> [To be done]
Below are some records; retype all of them exactly.

## BEGIN Records

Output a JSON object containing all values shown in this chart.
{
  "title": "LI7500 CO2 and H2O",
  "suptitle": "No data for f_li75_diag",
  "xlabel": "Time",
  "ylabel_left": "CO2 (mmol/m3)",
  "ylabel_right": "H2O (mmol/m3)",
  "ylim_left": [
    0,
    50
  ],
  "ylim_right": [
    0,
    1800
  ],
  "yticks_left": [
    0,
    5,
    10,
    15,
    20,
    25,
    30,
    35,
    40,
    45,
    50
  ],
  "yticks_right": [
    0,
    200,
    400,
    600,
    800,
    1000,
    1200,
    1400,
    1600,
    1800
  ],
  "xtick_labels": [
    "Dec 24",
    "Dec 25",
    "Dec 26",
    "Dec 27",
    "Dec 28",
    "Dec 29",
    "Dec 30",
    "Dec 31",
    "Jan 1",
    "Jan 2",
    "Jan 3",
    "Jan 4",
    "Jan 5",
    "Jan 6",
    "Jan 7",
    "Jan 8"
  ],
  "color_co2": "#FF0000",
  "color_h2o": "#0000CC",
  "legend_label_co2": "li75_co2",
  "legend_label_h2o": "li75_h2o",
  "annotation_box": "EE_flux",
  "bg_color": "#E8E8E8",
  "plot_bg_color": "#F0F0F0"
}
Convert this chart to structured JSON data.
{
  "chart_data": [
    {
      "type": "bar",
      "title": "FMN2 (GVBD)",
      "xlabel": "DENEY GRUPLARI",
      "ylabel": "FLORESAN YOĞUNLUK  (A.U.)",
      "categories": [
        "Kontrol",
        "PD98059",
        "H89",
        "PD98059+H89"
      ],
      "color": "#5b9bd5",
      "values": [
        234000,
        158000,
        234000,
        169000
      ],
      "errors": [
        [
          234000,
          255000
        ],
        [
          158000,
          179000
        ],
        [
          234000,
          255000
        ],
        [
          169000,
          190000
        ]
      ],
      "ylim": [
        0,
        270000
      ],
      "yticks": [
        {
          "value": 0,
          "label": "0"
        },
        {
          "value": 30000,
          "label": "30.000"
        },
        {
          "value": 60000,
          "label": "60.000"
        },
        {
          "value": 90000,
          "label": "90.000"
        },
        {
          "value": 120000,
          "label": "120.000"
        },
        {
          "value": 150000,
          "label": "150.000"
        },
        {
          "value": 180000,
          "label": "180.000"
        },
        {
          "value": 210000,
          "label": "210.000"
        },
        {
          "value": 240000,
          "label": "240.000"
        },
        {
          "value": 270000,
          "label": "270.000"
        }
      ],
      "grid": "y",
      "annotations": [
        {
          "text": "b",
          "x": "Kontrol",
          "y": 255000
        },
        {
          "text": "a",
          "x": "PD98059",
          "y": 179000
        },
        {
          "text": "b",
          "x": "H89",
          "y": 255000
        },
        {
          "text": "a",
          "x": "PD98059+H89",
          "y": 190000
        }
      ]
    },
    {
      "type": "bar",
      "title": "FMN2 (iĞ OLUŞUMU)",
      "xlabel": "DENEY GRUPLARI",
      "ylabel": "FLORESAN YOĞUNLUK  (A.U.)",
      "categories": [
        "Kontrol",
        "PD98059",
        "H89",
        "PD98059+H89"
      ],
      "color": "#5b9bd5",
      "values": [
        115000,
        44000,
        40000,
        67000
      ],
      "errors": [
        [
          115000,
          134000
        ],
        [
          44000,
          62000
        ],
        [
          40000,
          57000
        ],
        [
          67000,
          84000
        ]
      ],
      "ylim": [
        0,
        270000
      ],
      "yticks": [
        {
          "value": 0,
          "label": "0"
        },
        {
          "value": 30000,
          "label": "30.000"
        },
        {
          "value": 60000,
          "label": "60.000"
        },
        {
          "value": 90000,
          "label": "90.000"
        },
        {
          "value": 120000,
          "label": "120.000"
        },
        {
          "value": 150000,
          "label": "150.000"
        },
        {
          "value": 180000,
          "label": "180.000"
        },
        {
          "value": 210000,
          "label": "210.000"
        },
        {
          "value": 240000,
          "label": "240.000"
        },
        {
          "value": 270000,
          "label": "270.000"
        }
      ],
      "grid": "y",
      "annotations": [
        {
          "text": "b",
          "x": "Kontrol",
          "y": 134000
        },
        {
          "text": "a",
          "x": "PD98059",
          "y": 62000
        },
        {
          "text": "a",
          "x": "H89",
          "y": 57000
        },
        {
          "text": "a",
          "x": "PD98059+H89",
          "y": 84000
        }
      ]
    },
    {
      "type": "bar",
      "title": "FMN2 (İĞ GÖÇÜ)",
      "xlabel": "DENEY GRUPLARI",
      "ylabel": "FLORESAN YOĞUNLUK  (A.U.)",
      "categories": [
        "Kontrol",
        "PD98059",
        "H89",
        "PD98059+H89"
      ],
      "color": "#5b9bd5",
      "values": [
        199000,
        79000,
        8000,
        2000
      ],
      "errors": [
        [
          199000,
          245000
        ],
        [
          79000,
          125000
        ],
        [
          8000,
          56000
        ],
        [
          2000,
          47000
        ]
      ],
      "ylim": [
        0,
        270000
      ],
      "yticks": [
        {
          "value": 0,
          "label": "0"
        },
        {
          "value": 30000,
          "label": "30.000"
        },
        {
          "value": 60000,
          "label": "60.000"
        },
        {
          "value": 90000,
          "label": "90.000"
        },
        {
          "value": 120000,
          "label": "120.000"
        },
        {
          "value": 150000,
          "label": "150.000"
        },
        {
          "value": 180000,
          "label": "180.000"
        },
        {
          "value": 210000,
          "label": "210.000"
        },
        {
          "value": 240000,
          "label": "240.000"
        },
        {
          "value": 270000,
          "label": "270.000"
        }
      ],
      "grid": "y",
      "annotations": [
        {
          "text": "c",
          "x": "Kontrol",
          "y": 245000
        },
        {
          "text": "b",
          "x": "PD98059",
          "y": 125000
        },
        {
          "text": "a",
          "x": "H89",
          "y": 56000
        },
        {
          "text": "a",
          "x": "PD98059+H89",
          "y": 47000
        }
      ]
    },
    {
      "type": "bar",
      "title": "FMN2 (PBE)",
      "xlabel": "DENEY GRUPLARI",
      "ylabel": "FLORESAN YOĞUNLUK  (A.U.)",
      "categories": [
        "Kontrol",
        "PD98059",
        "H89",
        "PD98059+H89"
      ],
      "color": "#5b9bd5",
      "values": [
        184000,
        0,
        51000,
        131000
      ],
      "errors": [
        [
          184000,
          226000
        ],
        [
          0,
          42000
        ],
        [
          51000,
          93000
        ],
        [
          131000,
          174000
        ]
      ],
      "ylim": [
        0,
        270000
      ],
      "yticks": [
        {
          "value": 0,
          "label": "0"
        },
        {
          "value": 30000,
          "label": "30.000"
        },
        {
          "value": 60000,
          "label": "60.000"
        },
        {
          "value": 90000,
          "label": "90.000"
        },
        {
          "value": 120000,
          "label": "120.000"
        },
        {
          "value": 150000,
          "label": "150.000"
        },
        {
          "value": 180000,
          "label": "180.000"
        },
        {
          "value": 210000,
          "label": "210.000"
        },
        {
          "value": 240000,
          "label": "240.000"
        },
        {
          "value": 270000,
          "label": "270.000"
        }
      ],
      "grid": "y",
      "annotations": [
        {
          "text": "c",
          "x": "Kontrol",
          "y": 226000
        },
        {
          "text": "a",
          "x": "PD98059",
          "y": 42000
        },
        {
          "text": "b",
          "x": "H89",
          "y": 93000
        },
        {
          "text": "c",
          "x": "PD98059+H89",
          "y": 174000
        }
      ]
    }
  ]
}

## END Records

> [Solution for this exercise]
Output a JSON object containing all values shown in this chart.
{
  "title": "LI7500 CO2 and H2O",
  "suptitle": "No data for f_li75_diag",
  "xlabel": "Time",
  "ylabel_left": "CO2 (mmol/m3)",
  "ylabel_right": "H2O (mmol/m3)",
  "ylim_left": [
    0,
    50
  ],
  "ylim_right": [
    0,
    1800
  ],
  "yticks_left": [
    0,
    5,
    10,
    15,
    20,
    25,
    30,
    35,
    40,
    45,
    50
  ],
  "yticks_right": [
    0,
    200,
    400,
    600,
    800,
    1000,
    1200,
    1400,
    1600,
    1800
  ],
  "xtick_labels": [
    "Dec 24",
    "Dec 25",
    "Dec 26",
    "Dec 27",
    "Dec 28",
    "Dec 29",
    "Dec 30",
    "Dec 31",
    "Jan 1",
    "Jan 2",
    "Jan 3",
    "Jan 4",
    "Jan 5",
    "Jan 6",
    "Jan 7",
    "Jan 8"
  ],
  "color_co2": "#FF0000",
  "color_h2o": "#0000CC",
  "legend_label_co2": "li75_co2",
  "legend_label_h2o": "li75_h2o",
  "annotation_box": "EE_flux",
  "bg_color": "#E8E8E8",
  "plot_bg_color": "#F0F0F0"
}
Convert this chart to structured JSON data.
{
  "chart_data": [
    {
      "type": "bar",
      "title": "FMN2 (GVBD)",
      "xlabel": "DENEY GRUPLARI",
      "ylabel": "FLORESAN YOĞUNLUK  (A.U.)",
      "categories": [
        "Kontrol",
        "PD98059",
        "H89",
        "PD98059+H89"
      ],
      "color": "#5b9bd5",
      "values": [
        234000,
        158000,
        234000,
        169000
      ],
      "errors": [
        [
          234000,
          255000
        ],
        [
          158000,
          179000
        ],
        [
          234000,
          255000
        ],
        [
          169000,
          190000
        ]
      ],
      "ylim": [
        0,
        270000
      ],
      "yticks": [
        {
          "value": 0,
          "label": "0"
        },
        {
          "value": 30000,
          "label": "30.000"
        },
        {
          "value": 60000,
          "label": "60.000"
        },
        {
          "value": 90000,
          "label": "90.000"
        },
        {
          "value": 120000,
          "label": "120.000"
        },
        {
          "value": 150000,
          "label": "150.000"
        },
        {
          "value": 180000,
          "label": "180.000"
        },
        {
          "value": 210000,
          "label": "210.000"
        },
        {
          "value": 240000,
          "label": "240.000"
        },
        {
          "value": 270000,
          "label": "270.000"
        }
      ],
      "grid": "y",
      "annotations": [
        {
          "text": "b",
          "x": "Kontrol",
          "y": 255000
        },
        {
          "text": "a",
          "x": "PD98059",
          "y": 179000
        },
        {
          "text": "b",
          "x": "H89",
          "y": 255000
        },
        {
          "text": "a",
          "x": "PD98059+H89",
          "y": 190000
        }
      ]
    },
    {
      "type": "bar",
      "title": "FMN2 (iĞ OLUŞUMU)",
      "xlabel": "DENEY GRUPLARI",
      "ylabel": "FLORESAN YOĞUNLUK  (A.U.)",
      "categories": [
        "Kontrol",
        "PD98059",
        "H89",
        "PD98059+H89"
      ],
      "color": "#5b9bd5",
      "values": [
        115000,
        44000,
        40000,
        67000
      ],
      "errors": [
        [
          115000,
          134000
        ],
        [
          44000,
          62000
        ],
        [
          40000,
          57000
        ],
        [
          67000,
          84000
        ]
      ],
      "ylim": [
        0,
        270000
      ],
      "yticks": [
        {
          "value": 0,
          "label": "0"
        },
        {
          "value": 30000,
          "label": "30.000"
        },
        {
          "value": 60000,
          "label": "60.000"
        },
        {
          "value": 90000,
          "label": "90.000"
        },
        {
          "value": 120000,
          "label": "120.000"
        },
        {
          "value": 150000,
          "label": "150.000"
        },
        {
          "value": 180000,
          "label": "180.000"
        },
        {
          "value": 210000,
          "label": "210.000"
        },
        {
          "value": 240000,
          "label": "240.000"
        },
        {
          "value": 270000,
          "label": "270.000"
        }
      ],
      "grid": "y",
      "annotations": [
        {
          "text": "b",
          "x": "Kontrol",
          "y": 134000
        },
        {
          "text": "a",
          "x": "PD98059",
          "y": 62000
        },
        {
          "text": "a",
          "x": "H89",
          "y": 57000
        },
        {
          "text": "a",
          "x": "PD98059+H89",
          "y": 84000
        }
      ]
    },
    {
      "type": "bar",
      "title": "FMN2 (İĞ GÖÇÜ)",
      "xlabel": "DENEY GRUPLARI",
      "ylabel": "FLORESAN YOĞUNLUK  (A.U.)",
      "categories": [
        "Kontrol",
        "PD98059",
        "H89",
        "PD98059+H89"
      ],
      "color": "#5b9bd5",
      "values": [
        199000,
        79000,
        8000,
        2000
      ],
      "errors": [
        [
          199000,
          245000
        ],
        [
          79000,
          125000
        ],
        [
          8000,
          56000
        ],
        [
          2000,
          47000
        ]
      ],
      "ylim": [
        0,
        270000
      ],
      "yticks": [
        {
          "value": 0,
          "label": "0"
        },
        {
          "value": 30000,
          "label": "30.000"
        },
        {
          "value": 60000,
          "label": "60.000"
        },
        {
          "value": 90000,
          "label": "90.000"
        },
        {
          "value": 120000,
          "label": "120.000"
        },
        {
          "value": 150000,
          "label": "150.000"
        },
        {
          "value": 180000,
          "label": "180.000"
        },
        {
          "value": 210000,
          "label": "210.000"
        },
        {
          "value": 240000,
          "label": "240.000"
        },
        {
          "value": 270000,
          "label": "270.000"
        }
      ],
      "grid": "y",
      "annotations": [
        {
          "text": "c",
          "x": "Kontrol",
          "y": 245000
        },
        {
          "text": "b",
          "x": "PD98059",
          "y": 125000
        },
        {
          "text": "a",
          "x": "H89",
          "y": 56000
        },
        {
          "text": "a",
          "x": "PD98059+H89",
          "y": 47000
        }
      ]
    },
    {
      "type": "bar",
      "title": "FMN2 (PBE)",
      "xlabel": "DENEY GRUPLARI",
      "ylabel": "FLORESAN YOĞUNLUK  (A.U.)",
      "categories": [
        "Kontrol",
        "PD98059",
        "H89",
        "PD98059+H89"
      ],
      "color": "#5b9bd5",
      "values": [
        184000,
        0,
        51000,
        131000
      ],
      "errors": [
        [
          184000,
          226000
        ],
        [
          0,
          42000
        ],
        [
          51000,
          93000
        ],
        [
          131000,
          174000
        ]
      ],
      "ylim": [
        0,
        270000
      ],
      "yticks": [
        {
          "value": 0,
          "label": "0"
        },
        {
          "value": 30000,
          "label": "30.000"
        },
        {
          "value": 60000,
          "label": "60.000"
        },
        {
          "value": 90000,
          "label": "90.000"
        },
        {
          "value": 120000,
          "label": "120.000"
        },
        {
          "value": 150000,
          "label": "150.000"
        },
        {
          "value": 180000,
          "label": "180.000"
        },
        {
          "value": 210000,
          "label": "210.000"
        },
        {
          "value": 240000,
          "label": "240.000"
        },
        {
          "value": 270000,
          "label": "270.000"
        }
      ],
      "grid": "y",
      "annotations": [
        {
          "text": "c",
          "x": "Kontrol",
          "y": 226000
        },
        {
          "text": "a",
          "x": "PD98059",
          "y": 42000
        },
        {
          "text": "b",
          "x": "H89",
          "y": 93000
        },
        {
          "text": "c",
          "x": "PD98059+H89",
          "y": 174000
        }
      ]
    }
  ]
}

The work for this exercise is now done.